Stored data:
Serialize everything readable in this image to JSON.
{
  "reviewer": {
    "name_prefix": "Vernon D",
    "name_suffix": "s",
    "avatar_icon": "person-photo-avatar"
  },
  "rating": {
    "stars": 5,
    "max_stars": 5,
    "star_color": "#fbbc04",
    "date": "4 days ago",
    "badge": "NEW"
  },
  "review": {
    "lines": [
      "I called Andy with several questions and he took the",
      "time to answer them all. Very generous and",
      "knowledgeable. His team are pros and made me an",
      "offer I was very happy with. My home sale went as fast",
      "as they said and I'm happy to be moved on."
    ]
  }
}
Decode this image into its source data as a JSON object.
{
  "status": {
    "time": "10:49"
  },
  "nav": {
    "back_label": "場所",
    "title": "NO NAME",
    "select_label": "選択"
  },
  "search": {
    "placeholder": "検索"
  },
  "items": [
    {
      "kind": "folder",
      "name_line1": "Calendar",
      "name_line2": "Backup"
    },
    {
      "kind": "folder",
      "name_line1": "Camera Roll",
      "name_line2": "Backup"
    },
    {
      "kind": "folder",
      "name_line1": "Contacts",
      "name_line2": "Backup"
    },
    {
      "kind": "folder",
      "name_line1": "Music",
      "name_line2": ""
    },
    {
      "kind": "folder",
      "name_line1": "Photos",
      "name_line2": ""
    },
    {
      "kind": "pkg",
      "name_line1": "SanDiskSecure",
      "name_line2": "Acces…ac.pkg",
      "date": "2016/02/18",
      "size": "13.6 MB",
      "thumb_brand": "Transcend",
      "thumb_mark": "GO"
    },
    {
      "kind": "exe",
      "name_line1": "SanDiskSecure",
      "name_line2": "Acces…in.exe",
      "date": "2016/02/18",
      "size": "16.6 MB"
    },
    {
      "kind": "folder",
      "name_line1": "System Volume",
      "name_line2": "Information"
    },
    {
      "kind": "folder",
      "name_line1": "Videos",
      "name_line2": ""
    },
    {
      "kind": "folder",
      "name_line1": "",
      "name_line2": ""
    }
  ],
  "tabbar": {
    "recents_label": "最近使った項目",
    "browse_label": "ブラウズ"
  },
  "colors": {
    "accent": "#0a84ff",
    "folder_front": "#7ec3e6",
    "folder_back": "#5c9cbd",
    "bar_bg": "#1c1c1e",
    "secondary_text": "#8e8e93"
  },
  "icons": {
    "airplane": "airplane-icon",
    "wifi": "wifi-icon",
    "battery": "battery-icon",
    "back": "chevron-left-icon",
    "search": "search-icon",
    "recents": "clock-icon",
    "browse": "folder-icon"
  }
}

■ **TASK INSTRUCTIONS**
Look through the records above and report how many lines hold the word "with", giving only the number.

■ **RESPONSE**
2